__Exercise goal__: Reproduce every entry in the listing without alteration.

__Material supplied__:
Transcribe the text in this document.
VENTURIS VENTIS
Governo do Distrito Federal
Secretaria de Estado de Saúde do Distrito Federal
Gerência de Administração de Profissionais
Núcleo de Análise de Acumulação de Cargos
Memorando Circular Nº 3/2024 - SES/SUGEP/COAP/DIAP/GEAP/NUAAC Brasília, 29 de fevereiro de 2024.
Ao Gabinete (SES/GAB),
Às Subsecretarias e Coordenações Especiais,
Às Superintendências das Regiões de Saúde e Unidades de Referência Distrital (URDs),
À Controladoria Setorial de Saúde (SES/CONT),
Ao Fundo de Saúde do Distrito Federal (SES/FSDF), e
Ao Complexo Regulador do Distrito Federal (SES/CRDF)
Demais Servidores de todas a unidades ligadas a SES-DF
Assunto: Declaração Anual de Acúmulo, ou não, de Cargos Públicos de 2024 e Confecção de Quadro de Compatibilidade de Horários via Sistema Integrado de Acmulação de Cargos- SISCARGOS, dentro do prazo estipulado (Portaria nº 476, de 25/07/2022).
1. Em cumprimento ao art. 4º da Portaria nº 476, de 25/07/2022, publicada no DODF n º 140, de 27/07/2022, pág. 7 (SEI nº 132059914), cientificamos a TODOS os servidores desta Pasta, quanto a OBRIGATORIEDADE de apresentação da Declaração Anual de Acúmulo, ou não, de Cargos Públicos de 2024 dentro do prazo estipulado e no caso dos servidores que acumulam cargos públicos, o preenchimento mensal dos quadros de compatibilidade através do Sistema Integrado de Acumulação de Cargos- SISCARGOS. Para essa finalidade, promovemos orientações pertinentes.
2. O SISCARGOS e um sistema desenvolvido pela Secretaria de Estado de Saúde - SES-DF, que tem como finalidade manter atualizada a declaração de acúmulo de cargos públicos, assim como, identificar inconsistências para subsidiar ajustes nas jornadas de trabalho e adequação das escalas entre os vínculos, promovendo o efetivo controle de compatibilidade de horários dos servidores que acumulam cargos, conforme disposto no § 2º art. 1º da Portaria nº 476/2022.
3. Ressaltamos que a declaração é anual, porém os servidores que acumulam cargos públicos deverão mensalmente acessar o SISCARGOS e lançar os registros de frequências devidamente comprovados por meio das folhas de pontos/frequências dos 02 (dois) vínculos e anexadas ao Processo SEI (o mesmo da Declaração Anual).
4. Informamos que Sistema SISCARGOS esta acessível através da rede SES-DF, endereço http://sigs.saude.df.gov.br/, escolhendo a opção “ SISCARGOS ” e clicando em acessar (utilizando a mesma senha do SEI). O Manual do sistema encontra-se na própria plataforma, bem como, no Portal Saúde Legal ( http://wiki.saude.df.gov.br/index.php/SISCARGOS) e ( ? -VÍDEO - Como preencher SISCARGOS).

__Solution for this exercise__:
Transcribe the text in this document.
VENTURIS VENTIS
Governo do Distrito Federal
Secretaria de Estado de Saúde do Distrito Federal
Gerência de Administração de Profissionais
Núcleo de Análise de Acumulação de Cargos
Memorando Circular Nº 3/2024 - SES/SUGEP/COAP/DIAP/GEAP/NUAAC Brasília, 29 de fevereiro de 2024.
Ao Gabinete (SES/GAB),
Às Subsecretarias e Coordenações Especiais,
Às Superintendências das Regiões de Saúde e Unidades de Referência Distrital (URDs),
À Controladoria Setorial de Saúde (SES/CONT),
Ao Fundo de Saúde do Distrito Federal (SES/FSDF), e
Ao Complexo Regulador do Distrito Federal (SES/CRDF)
Demais Servidores de todas a unidades ligadas a SES-DF
Assunto: Declaração Anual de Acúmulo, ou não, de Cargos Públicos de 2024 e Confecção de Quadro de Compatibilidade de Horários via Sistema Integrado de Acmulação de Cargos- SISCARGOS, dentro do prazo estipulado (Portaria nº 476, de 25/07/2022).
1. Em cumprimento ao art. 4º da Portaria nº 476, de 25/07/2022, publicada no DODF n º 140, de 27/07/2022, pág. 7 (SEI nº 132059914), cientificamos a TODOS os servidores desta Pasta, quanto a OBRIGATORIEDADE de apresentação da Declaração Anual de Acúmulo, ou não, de Cargos Públicos de 2024 dentro do prazo estipulado e no caso dos servidores que acumulam cargos públicos, o preenchimento mensal dos quadros de compatibilidade através do Sistema Integrado de Acumulação de Cargos- SISCARGOS. Para essa finalidade, promovemos orientações pertinentes.
2. O SISCARGOS e um sistema desenvolvido pela Secretaria de Estado de Saúde - SES-DF, que tem como finalidade manter atualizada a declaração de acúmulo de cargos públicos, assim como, identificar inconsistências para subsidiar ajustes nas jornadas de trabalho e adequação das escalas entre os vínculos, promovendo o efetivo controle de compatibilidade de horários dos servidores que acumulam cargos, conforme disposto no § 2º art. 1º da Portaria nº 476/2022.
3. Ressaltamos que a declaração é anual, porém os servidores que acumulam cargos públicos deverão mensalmente acessar o SISCARGOS e lançar os registros de frequências devidamente comprovados por meio das folhas de pontos/frequências dos 02 (dois) vínculos e anexadas ao Processo SEI (o mesmo da Declaração Anual).
4. Informamos que Sistema SISCARGOS esta acessível através da rede SES-DF, endereço http://sigs.saude.df.gov.br/, escolhendo a opção “ SISCARGOS ” e clicando em acessar (utilizando a mesma senha do SEI). O Manual do sistema encontra-se na própria plataforma, bem como, no Portal Saúde Legal ( http://wiki.saude.df.gov.br/index.php/SISCARGOS) e ( ? -VÍDEO - Como preencher SISCARGOS).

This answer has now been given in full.